▸ **TEXT SHOWN**

-*-

Centauri Dreams‘ take: The behavior of exotic particles like the quarks under study and their interactions with matter and antimatter may tell us a good deal about how the early universe evolved. It may also push physics into a more complete Standard Model, and that, in turn, should help us understand just how matter and antimatter are entwined. The sense here is that for breakthroughs in antimatter production to occur — and for propulsion purposes we must hope some day they will — they must emerge with the underpinning of work like CDF’s, which may yet tease out phenomena the Standard Model does not predict.

Should SETI Turn Active?

Centauri Dreams admits to troubling new doubts about a variant of SETI called METI — Messaging to Extraterrestrial Intelligence. The notion, also known as ‘active SETI,’ is backed by some members of the SETI community and is especially strong in Russia. Its premise is that rather than listening passively for signs of extraterrestrials, we should actively try to achieve contact through messages of our own. This would constitute a ‘brightening’ of our civilization in the radio sky, making us more noticeable by many orders of magnitude.

A number of intentional signals besides the famous Arecibo message of 1974 have already been sent. The so-called ‘Cosmic Call 1’ message was transmitted from the Evpatoria Planetary Radar site in the Crimea in 1999, targeting four Sun-like stars and sending an overview of terrestrial life written in a code called Lexicon. Cosmic Call 2, sent to five Sun-like stars, followed in 2003. Based on the target list and the distances involved, the window for a possible response to these messages opens in sixty years.

-*-

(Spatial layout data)
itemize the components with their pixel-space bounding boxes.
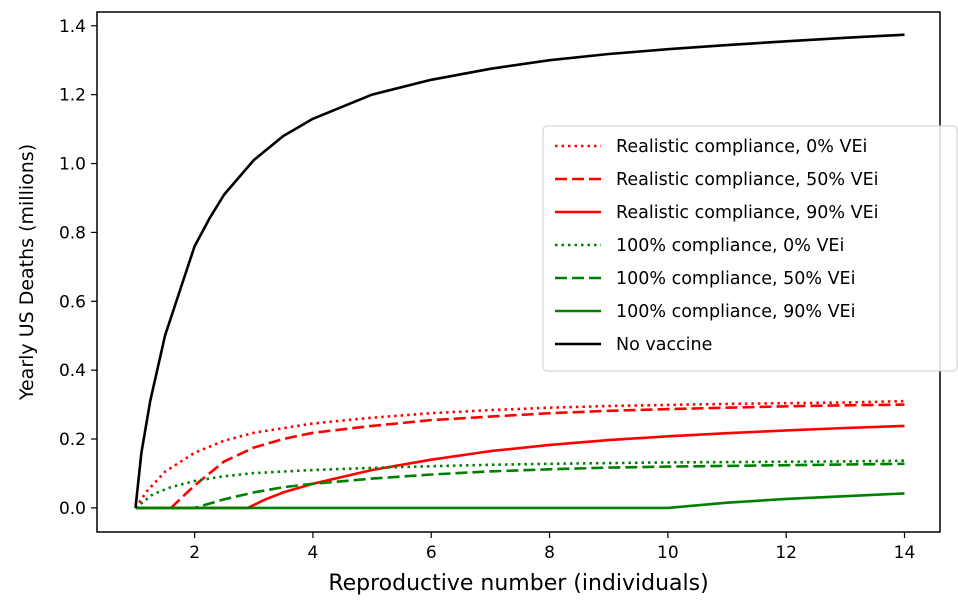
x-tick-label: 10 <box>657 543 679 563</box>
series-line-5 <box>135 462 905 510</box>
x-axis-label: Reproductive number (individuals) <box>328 571 708 596</box>
series-line-4 <box>134 459 905 509</box>
y-tick-label: 0.6 <box>59 292 86 312</box>
y-tick-label: 1.2 <box>59 86 86 106</box>
x-tick-label: 8 <box>544 543 555 563</box>
y-tick-label: 1.0 <box>59 155 86 175</box>
y-tick-label: 1.4 <box>59 17 86 37</box>
y-tick-label: 0.4 <box>59 361 86 381</box>
y-tick-label: 0.0 <box>59 499 86 519</box>
legend-label: Realistic compliance, 90% VEi <box>616 203 879 223</box>
y-axis-label: Yearly US Deaths (millions) <box>16 144 38 401</box>
series-line-3 <box>135 424 905 510</box>
x-tick-label: 14 <box>894 543 916 563</box>
series-line-6 <box>135 492 905 510</box>
legend-label: No vaccine <box>616 335 712 355</box>
y-tick-label: 0.2 <box>59 430 86 450</box>
x-tick-label: 2 <box>189 543 200 563</box>
series-line-2 <box>170 403 905 509</box>
x-tick-label: 12 <box>775 543 797 563</box>
legend-label: Realistic compliance, 50% VEi <box>616 170 879 190</box>
plot-lines <box>134 33 905 510</box>
series-line-1 <box>134 399 905 509</box>
y-axis-ticks: 0.0 0.2 0.4 0.6 0.8 1.0 1.2 1.4 <box>59 17 97 519</box>
x-tick-label: 4 <box>308 543 319 563</box>
legend-label: 100% compliance, 0% VEi <box>616 236 844 256</box>
legend-label: 100% compliance, 50% VEi <box>616 269 855 289</box>
legend-box <box>542 125 958 372</box>
x-tick-label: 6 <box>426 543 437 563</box>
series-line-7 <box>134 33 905 509</box>
x-axis-ticks: 2 4 6 8 10 12 14 <box>189 532 915 563</box>
legend-label: 100% compliance, 90% VEi <box>616 302 855 322</box>
legend-label: Realistic compliance, 0% VEi <box>616 137 867 157</box>
legend: Realistic compliance, 0% VEi Realistic co… <box>542 125 958 372</box>
y-tick-label: 0.8 <box>59 223 86 243</box>
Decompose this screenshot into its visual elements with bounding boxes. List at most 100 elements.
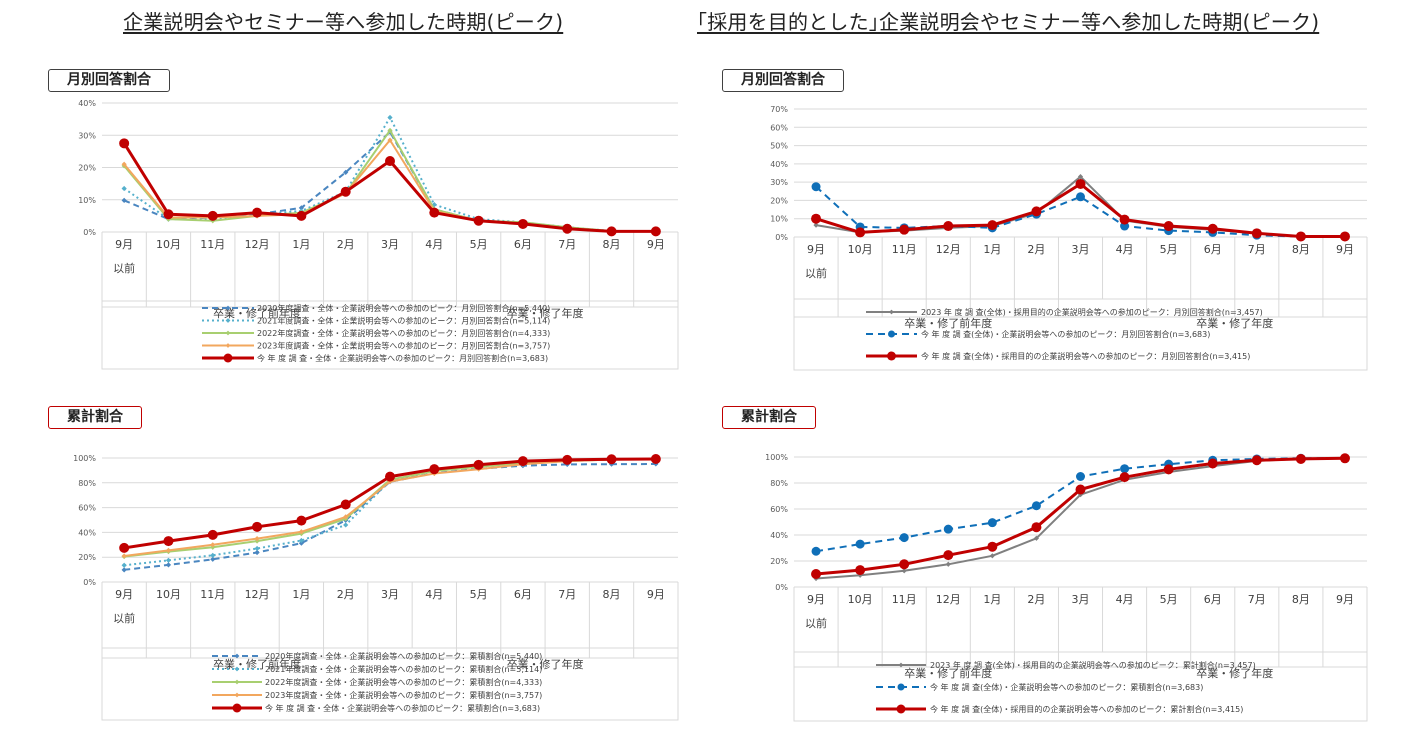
data-point: [1295, 453, 1306, 464]
legend-marker: [889, 309, 894, 315]
legend-label: 今 年 度 調 査(全体)・採用目的の企業説明会等への参加のピーク：月別回答割合…: [921, 351, 1250, 361]
legend-label: 2020年度調査・全体・企業説明会等への参加のピーク：月別回答割合(n=5,44…: [257, 303, 550, 313]
y-tick-label: 40%: [78, 99, 96, 108]
x-tick-label: 3月: [381, 588, 399, 601]
data-point: [987, 518, 997, 528]
data-point: [562, 454, 573, 465]
data-point: [207, 210, 218, 221]
data-point: [385, 471, 395, 482]
x-tick-label: 2月: [337, 588, 355, 601]
y-tick-label: 0%: [83, 228, 96, 237]
x-tick-label: 9月: [1336, 593, 1354, 606]
x-tick-label: 4月: [1116, 243, 1134, 256]
data-point: [343, 522, 349, 528]
data-point: [606, 454, 617, 465]
legend-label: 今 年 度 調 査(全体)・採用目的の企業説明会等への参加のピーク：累計割合(n…: [930, 704, 1243, 714]
data-point: [943, 221, 954, 232]
left-cumulative-tag: 累計割合: [48, 406, 142, 429]
x-tick-label: 8月: [603, 238, 621, 251]
right-heading: ｢採用を目的とした｣企業説明会やセミナー等へ参加した時期(ピーク): [697, 10, 1320, 34]
right-monthly-chart: 0% 10% 20% 30% 40% 50% 60% 70% 9月 10月 11月 12月 1月 2月 3月…: [770, 105, 1368, 371]
legend-marker: [225, 330, 231, 336]
group-label: 卒業・修了前年度: [213, 657, 301, 671]
y-tick-label: 100%: [73, 454, 96, 463]
group-label: 卒業・修了前年度: [213, 306, 301, 320]
x-tick-sublabel: 以前: [113, 611, 135, 625]
x-tick-label: 8月: [603, 588, 621, 601]
data-point: [163, 209, 174, 220]
x-tick-label: 9月: [115, 238, 133, 251]
data-point: [945, 561, 951, 567]
y-tick-label: 50%: [770, 142, 788, 151]
data-point: [811, 569, 822, 579]
data-point: [899, 533, 909, 543]
data-point: [343, 169, 349, 175]
data-point: [387, 114, 393, 121]
data-point: [987, 541, 998, 552]
data-point: [562, 223, 573, 234]
data-point: [121, 562, 127, 568]
x-tick-label: 4月: [425, 588, 443, 601]
data-point: [1031, 206, 1042, 217]
legend-label: 今 年 度 調 査・全体・企業説明会等への参加のピーク：累積割合(n=3,683…: [265, 703, 540, 713]
x-tick-label: 1月: [983, 243, 1001, 256]
data-point: [298, 205, 304, 211]
data-point: [254, 545, 260, 552]
x-tick-label: 10月: [156, 238, 181, 251]
data-point: [1075, 178, 1086, 189]
x-tick-label: 12月: [936, 243, 961, 256]
x-tick-label: 9月: [115, 588, 133, 601]
data-point: [165, 547, 172, 553]
x-tick-label: 7月: [558, 238, 576, 251]
x-tick-label: 12月: [245, 588, 270, 601]
y-tick-label: 20%: [770, 196, 788, 205]
x-tick-label: 12月: [936, 593, 961, 606]
y-tick-label: 40%: [78, 528, 96, 537]
data-point: [1339, 231, 1350, 242]
legend-label: 今 年 度 調 査・全体・企業説明会等への参加のピーク：月別回答割合(n=3,6…: [257, 353, 548, 363]
legend-marker: [232, 703, 242, 713]
data-point: [121, 185, 127, 192]
data-point: [855, 539, 865, 549]
data-point: [989, 553, 995, 559]
x-tick-label: 3月: [381, 238, 399, 251]
data-point: [1031, 501, 1041, 511]
data-point: [1075, 484, 1086, 495]
data-point: [943, 524, 953, 534]
legend-label: 2023年度調査・全体・企業説明会等への参加のピーク：月別回答割合(n=3,75…: [257, 341, 550, 351]
data-point: [296, 210, 307, 221]
data-point: [340, 499, 351, 510]
y-tick-label: 0%: [775, 233, 788, 242]
data-point: [298, 529, 304, 535]
legend-marker: [887, 351, 896, 361]
data-point: [811, 182, 821, 192]
legend-box: [101, 647, 679, 721]
x-tick-label: 5月: [470, 238, 488, 251]
data-point: [650, 226, 661, 237]
data-point: [252, 207, 263, 218]
data-point: [517, 456, 528, 467]
data-point: [855, 565, 866, 576]
data-point: [811, 213, 822, 224]
data-point: [901, 568, 907, 574]
data-point: [119, 542, 130, 553]
legend-marker: [888, 330, 895, 338]
data-point: [296, 515, 307, 526]
x-tick-label: 10月: [848, 593, 873, 606]
x-tick-label: 1月: [983, 593, 1001, 606]
x-tick-label: 2月: [337, 238, 355, 251]
data-point: [1251, 228, 1262, 239]
data-point: [473, 459, 484, 470]
series-line: [815, 457, 1346, 553]
group-label: 卒業・修了前年度: [904, 666, 992, 680]
data-point: [606, 226, 617, 237]
data-point: [855, 227, 866, 238]
left-monthly-chart: 0% 10% 20% 30% 40% 9月 10月 11月 12月 1月 2月 3月 4月 5月 6月 7月 8…: [78, 99, 679, 370]
x-tick-sublabel: 以前: [805, 616, 827, 630]
x-tick-label: 4月: [425, 238, 443, 251]
group-label: 卒業・修了年度: [1196, 316, 1273, 330]
legend-marker: [234, 692, 240, 698]
data-point: [429, 464, 440, 475]
data-point: [165, 562, 172, 568]
y-tick-label: 60%: [770, 505, 788, 514]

-*-

▸ **TO BE DONE**
1. Answer these questions about the Centauri Dreams text, one answer per line:
(a) According to the text, what might work on exotic particles push physics into?
(b) From which site was the 'Cosmic Call 1' message transmitted, and in what year?
(c) How many Sun-like stars was Cosmic Call 2 sent to?
2. Turn part of the records into a Markdown table with the columns Row and Entry, leaving out blank lines. Begin at the line that has "x-tick-label: 10 <box>657 543 679 563</box>", and stop after the line that has "y-tick-label: 0.6 <box>59 292 86 312</box>".

▸ **EXERCISE ANSWERS**
1.
(a) A more complete Standard Model.
(b) The Evpatoria Planetary Radar site in the Crimea, in 1999.
(c) Five.

2.
| Row | Entry |
|---|---|
| 1 | x-tick-label: 10 <box>657 543 679 563</box> |
| 2 | series-line-5 <box>135 462 905 510</box> |
| 3 | x-axis-label: Reproductive number (individuals) <box>328 571 708 596</box> |
| 4 | series-line-4 <box>134 459 905 509</box> |
| 5 | y-tick-label: 0.6 <box>59 292 86 312</box> |